SELECTED EXTRACT:
········

July 1, 2016
EUGENE, Ore. — In a chaotic men’s 10,000 final on day one of the 2016 U.S. Olympic Trials, there were two constants: the oppressive heat and the dominance of Galen Rupp. Over the course of 25 laps, Rupp played with the field en route to his eighth straight U.S. title, clocking 27:55.04 for the win.
As his competitors struggled with the sun — Bernard Lagat, Hassan Mead, Eric Jenkins were notable DNF’s; 2015 Team USA member Ben True was almost lapped — Rupp thrived, surging and leaving a broken mess of bodies in his wake. By the final lap, it was down to Rupp and Shadrack Kipchirchir, and it was no contest. For 9800 meters, Rupp had demonstrated the strength that makes him the American greatest 10,000-meter runner in history and the U.S. marathon champion. For the final 200, he showed the closing speed that has led him to a 3:50 mile personal best.
When Rupp moved on the final turn, Kipchirchir was already stretched to his breaking point. Heading off the Bowerman Curve, Rupp could simply cruise to the finish line before mimicking a home run swing in front of the adoring Hayward Field fans. Kipchirchir wound up a hard-fought second in 28:01.52 while his U.S. Army WCAP teammate, Iona alum Leonard Korir held on for third in 28:16.97, comfortably ahead of fourth placer Scott Fauble (28:45.53).
It's a HOME RUN for Galen Rupp!
— NBC Olympics (@NBCOlympics) July 2, 2016
With race-time temperatures 79 degrees in the shade and the competitors running under sunny skies and with a light tailwind, conditions were a lot different than most of the paced, set-up 10Ks that are contested under the lights these days. A national TV audience on NBC and a nearly full Hayward Field crowd of 20,987 got to watch 2012 Olympic silver medalist, and seven-time defending national champion Galen Rupp take on an accomplished field, and one of the toughest he’s faced since making his first US Olympic team in 2008.
The sun, wind, and high temperatures would take its toll. As would Rupp, who dictated the terms of the race with two big surges in the middle going.
At the gun, Ben Bruce took the field through the 400 in 69.12 and 800 in 2:19.24 with Rupp (oddly attired with black tape on his arms and legs, apparently a new Nike wind-breaking technology) in second. Jacob Riley took the field through the 1600 in 4:38.13, with Bruce and Rupp sitting in second and third. Forty-one-year-old Bernard Lagat looked comfortable in 6th.

········

SUPPLIED ENTRIES:
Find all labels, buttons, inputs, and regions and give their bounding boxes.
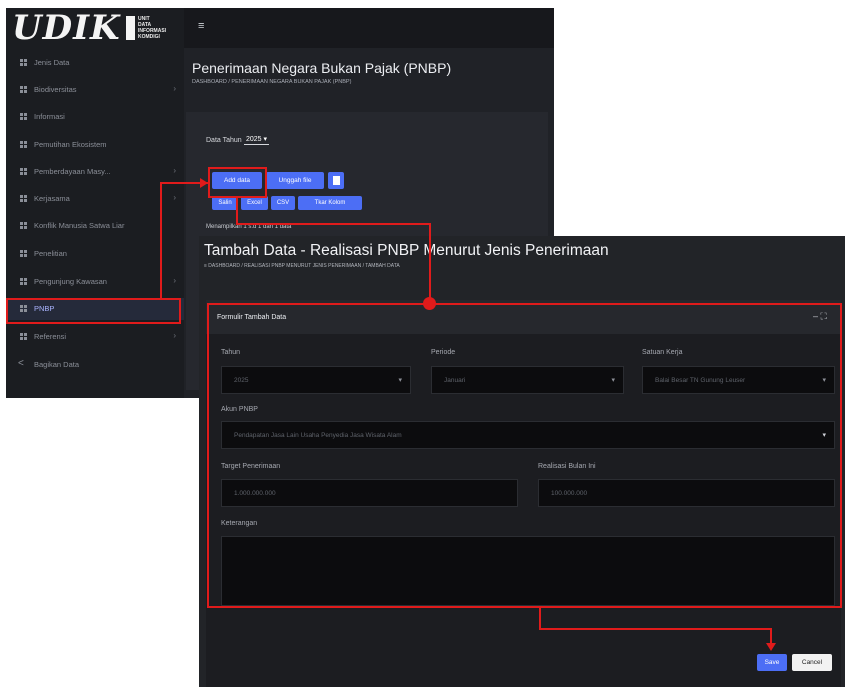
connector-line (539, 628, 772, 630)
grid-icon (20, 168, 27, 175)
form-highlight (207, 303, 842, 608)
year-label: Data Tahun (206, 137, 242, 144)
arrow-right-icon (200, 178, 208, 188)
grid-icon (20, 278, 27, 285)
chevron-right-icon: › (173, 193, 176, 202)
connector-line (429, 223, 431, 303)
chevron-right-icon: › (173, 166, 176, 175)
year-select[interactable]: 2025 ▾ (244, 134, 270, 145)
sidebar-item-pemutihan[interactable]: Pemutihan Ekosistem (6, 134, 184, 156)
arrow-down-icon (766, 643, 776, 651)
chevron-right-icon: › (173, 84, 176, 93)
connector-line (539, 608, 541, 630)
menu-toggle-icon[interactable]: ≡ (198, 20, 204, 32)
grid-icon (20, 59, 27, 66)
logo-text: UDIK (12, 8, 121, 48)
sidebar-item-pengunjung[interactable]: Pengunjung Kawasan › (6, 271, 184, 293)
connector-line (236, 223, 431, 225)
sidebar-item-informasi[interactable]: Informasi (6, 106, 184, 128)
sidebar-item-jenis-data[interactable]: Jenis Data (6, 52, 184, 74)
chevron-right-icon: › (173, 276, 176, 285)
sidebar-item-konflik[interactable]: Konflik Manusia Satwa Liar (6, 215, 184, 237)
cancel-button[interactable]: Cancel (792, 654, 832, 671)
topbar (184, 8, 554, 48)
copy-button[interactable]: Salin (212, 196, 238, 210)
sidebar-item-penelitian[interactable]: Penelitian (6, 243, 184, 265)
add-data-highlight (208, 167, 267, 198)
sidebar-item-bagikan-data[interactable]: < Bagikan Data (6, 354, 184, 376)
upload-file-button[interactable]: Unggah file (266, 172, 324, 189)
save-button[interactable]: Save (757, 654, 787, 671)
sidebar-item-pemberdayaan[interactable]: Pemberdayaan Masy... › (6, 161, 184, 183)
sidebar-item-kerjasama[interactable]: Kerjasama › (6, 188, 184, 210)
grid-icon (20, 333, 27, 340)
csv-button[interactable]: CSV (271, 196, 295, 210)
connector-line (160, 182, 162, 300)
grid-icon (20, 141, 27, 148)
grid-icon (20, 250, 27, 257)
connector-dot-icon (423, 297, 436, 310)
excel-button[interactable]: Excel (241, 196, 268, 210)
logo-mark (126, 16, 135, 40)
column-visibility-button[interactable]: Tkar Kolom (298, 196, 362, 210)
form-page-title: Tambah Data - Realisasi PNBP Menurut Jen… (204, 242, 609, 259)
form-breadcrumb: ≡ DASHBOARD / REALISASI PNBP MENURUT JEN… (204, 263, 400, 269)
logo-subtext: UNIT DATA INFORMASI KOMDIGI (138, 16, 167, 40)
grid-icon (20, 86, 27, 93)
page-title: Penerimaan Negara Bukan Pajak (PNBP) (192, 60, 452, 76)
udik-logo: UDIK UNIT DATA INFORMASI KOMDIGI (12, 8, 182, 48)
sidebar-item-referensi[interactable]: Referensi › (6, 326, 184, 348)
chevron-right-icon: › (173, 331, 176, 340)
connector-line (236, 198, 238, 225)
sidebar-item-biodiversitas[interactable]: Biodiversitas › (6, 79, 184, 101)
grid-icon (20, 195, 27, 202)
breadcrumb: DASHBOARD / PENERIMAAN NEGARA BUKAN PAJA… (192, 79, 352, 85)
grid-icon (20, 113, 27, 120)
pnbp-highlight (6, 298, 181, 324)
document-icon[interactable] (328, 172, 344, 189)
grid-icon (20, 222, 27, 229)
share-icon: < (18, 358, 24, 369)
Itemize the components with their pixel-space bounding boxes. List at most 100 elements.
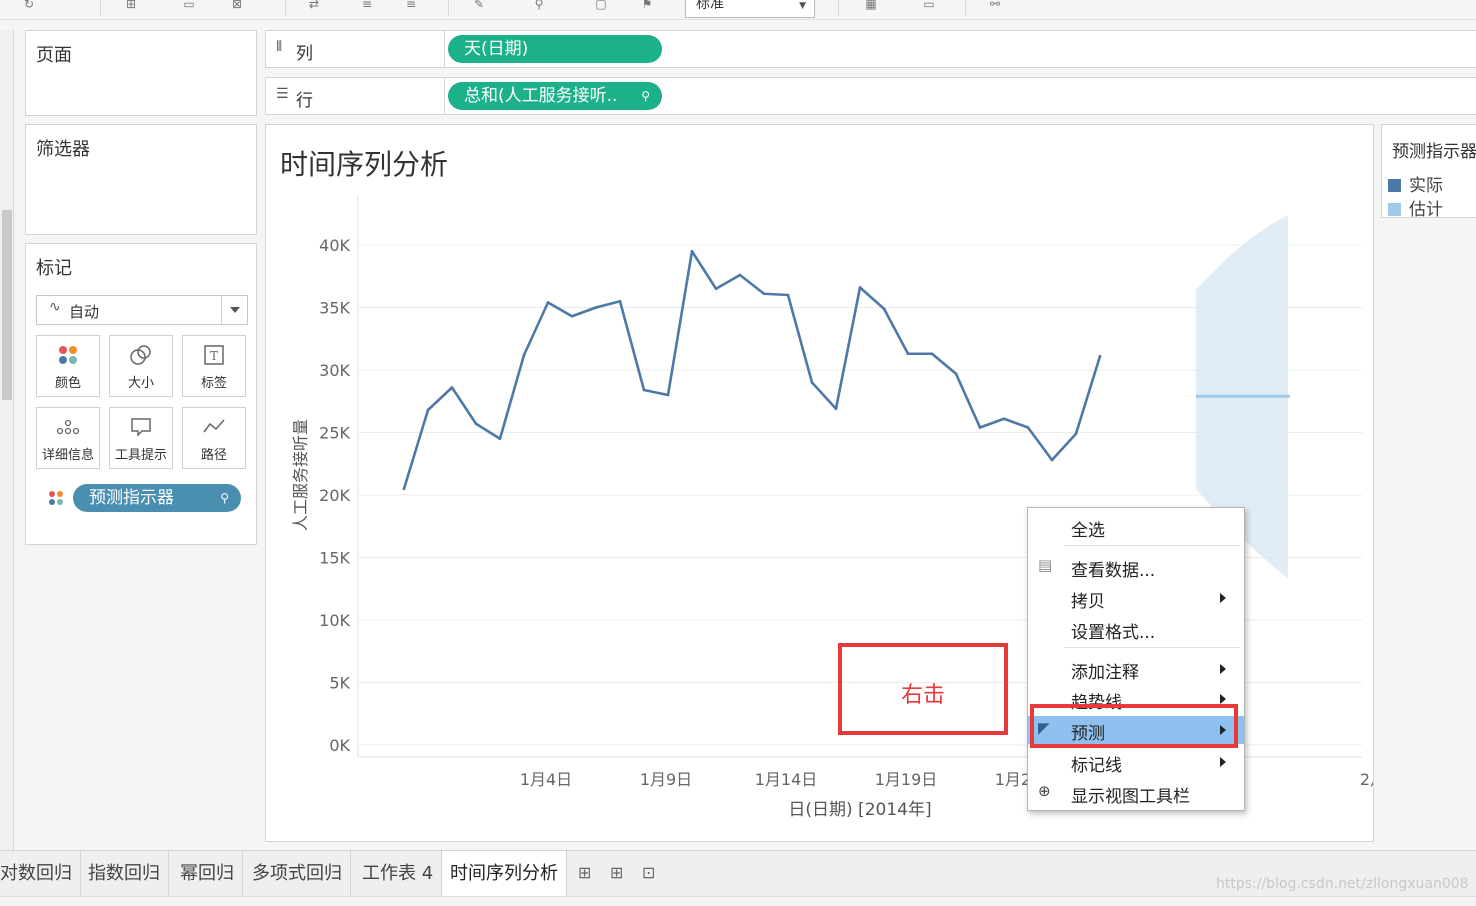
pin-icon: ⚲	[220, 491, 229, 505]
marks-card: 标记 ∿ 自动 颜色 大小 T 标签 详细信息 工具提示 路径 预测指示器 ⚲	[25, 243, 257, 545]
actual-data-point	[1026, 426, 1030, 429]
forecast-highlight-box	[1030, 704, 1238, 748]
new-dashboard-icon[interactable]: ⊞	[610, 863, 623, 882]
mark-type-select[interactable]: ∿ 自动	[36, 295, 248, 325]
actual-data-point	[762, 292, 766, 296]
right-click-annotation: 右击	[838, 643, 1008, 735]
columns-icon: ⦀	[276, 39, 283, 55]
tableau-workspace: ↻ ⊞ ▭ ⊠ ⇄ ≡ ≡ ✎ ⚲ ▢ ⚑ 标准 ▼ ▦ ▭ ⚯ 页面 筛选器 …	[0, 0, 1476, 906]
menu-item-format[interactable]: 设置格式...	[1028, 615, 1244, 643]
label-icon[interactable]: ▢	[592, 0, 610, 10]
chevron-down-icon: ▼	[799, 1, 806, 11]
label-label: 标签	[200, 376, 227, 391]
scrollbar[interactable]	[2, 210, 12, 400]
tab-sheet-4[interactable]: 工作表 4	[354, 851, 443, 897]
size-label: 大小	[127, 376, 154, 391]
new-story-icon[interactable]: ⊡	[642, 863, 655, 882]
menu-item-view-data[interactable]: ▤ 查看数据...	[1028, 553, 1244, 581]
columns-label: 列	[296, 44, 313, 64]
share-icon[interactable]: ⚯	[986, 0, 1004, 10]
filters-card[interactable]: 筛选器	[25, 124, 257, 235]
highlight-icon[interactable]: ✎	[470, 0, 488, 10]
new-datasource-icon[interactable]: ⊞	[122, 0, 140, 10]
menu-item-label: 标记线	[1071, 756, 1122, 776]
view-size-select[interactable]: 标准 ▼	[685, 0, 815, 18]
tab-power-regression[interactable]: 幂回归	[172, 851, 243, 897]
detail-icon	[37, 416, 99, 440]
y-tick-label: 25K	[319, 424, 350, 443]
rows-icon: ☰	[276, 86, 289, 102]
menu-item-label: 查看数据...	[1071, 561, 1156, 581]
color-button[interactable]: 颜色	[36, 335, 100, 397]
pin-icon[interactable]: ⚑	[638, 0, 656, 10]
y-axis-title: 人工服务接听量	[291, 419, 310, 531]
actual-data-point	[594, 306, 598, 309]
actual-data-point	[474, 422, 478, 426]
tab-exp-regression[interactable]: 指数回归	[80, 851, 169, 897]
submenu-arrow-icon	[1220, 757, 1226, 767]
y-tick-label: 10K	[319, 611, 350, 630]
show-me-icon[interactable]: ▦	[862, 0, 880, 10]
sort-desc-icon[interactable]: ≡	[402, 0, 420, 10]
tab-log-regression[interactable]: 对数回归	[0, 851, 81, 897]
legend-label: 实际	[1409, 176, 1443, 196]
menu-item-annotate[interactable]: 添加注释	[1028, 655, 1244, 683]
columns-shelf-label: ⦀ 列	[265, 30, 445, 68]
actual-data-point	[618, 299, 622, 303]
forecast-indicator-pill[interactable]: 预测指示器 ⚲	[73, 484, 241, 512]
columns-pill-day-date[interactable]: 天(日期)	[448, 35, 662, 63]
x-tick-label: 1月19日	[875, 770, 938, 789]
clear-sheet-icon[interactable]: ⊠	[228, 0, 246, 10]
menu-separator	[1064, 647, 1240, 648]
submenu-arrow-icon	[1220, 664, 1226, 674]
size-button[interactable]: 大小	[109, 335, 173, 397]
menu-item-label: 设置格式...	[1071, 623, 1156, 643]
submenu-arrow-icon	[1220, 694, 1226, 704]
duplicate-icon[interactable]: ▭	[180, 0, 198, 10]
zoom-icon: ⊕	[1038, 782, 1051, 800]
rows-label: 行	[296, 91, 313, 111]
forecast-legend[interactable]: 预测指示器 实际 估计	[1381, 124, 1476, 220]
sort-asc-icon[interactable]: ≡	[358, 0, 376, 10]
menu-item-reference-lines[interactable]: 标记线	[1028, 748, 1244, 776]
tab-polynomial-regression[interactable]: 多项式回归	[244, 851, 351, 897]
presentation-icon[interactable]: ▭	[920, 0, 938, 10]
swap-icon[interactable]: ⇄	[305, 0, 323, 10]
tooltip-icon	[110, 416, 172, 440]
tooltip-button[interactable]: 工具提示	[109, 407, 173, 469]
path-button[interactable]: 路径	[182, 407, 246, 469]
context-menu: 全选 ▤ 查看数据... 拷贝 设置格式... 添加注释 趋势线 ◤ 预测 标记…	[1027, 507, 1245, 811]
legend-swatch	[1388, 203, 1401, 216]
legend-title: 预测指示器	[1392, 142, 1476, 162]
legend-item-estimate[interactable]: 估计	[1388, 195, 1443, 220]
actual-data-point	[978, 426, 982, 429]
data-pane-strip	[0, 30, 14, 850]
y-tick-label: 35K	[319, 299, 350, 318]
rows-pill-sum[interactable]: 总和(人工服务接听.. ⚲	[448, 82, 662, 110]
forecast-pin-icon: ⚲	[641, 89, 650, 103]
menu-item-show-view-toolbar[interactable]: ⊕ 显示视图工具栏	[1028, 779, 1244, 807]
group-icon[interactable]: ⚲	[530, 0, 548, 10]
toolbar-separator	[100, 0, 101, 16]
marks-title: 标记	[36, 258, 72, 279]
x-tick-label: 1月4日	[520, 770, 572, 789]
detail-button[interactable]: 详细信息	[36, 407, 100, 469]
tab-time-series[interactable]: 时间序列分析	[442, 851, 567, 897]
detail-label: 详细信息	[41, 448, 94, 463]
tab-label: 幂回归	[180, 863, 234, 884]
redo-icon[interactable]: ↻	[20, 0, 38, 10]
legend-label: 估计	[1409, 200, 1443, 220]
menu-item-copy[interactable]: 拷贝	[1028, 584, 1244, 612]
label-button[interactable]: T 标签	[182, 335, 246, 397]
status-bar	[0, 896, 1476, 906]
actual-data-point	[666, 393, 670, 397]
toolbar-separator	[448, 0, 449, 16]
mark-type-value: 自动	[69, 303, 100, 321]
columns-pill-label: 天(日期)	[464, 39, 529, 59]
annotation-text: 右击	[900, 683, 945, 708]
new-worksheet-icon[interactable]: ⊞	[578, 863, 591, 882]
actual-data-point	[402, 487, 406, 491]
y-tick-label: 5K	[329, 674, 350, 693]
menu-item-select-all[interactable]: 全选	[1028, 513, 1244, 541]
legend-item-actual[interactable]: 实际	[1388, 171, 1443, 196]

········

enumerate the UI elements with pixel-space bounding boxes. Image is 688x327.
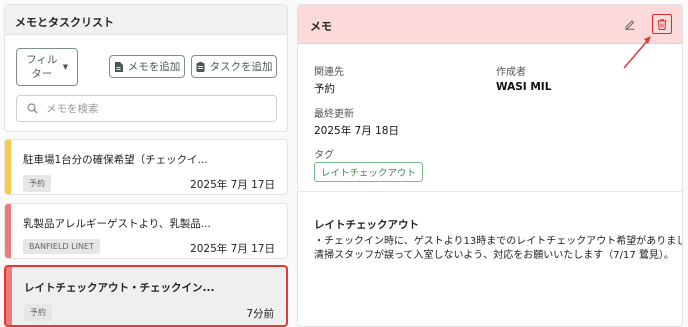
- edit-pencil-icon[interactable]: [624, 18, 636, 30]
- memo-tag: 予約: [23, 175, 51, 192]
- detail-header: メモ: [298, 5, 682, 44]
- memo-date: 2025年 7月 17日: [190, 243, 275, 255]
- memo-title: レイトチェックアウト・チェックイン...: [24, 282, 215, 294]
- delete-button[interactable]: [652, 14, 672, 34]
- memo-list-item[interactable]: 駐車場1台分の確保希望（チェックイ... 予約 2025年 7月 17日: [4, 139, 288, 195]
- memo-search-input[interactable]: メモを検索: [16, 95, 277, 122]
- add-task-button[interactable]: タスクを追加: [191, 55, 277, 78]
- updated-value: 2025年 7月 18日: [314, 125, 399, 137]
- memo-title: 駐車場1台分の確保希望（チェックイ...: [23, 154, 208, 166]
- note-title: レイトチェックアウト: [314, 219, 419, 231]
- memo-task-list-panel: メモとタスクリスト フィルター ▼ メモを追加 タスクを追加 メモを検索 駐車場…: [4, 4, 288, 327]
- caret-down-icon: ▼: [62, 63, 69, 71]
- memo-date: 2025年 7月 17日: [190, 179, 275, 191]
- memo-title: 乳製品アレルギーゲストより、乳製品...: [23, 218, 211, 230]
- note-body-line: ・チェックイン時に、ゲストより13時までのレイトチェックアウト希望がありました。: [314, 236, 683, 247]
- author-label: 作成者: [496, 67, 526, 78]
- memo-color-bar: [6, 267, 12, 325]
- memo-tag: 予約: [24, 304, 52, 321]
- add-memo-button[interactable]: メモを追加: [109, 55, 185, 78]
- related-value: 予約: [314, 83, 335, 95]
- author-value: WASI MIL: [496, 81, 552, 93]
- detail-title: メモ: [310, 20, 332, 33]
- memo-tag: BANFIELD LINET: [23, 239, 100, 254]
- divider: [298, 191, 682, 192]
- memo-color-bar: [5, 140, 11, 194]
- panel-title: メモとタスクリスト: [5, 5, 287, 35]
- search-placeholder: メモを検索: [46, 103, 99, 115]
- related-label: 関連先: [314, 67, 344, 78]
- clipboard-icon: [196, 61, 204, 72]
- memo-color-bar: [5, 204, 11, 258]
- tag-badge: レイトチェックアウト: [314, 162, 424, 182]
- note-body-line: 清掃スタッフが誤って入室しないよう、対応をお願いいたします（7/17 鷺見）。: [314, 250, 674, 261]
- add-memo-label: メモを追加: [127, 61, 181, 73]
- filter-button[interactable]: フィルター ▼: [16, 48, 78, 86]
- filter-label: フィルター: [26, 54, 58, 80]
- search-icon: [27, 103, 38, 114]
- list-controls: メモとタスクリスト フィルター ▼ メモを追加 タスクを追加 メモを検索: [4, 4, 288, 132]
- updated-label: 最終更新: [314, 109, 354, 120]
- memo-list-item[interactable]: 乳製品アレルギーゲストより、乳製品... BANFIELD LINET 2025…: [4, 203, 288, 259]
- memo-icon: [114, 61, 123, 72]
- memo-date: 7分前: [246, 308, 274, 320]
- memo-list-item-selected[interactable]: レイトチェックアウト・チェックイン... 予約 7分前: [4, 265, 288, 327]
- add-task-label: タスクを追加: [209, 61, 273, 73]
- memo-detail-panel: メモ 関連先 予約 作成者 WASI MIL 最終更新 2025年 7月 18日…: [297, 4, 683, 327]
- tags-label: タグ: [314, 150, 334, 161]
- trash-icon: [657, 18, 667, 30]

········

EXERCISE INSTRUCTIONS:
Answer these questions from the race report:
1. What time did Galen Rupp run to win the final?
2. How many fans were in the Hayward Field crowd?
3. Who took the field through the first 400 meters?
The listing has no connection to the race report.

TASK OUTPUT:
1. 27:55.04
2. 20,987
3. Ben Bruce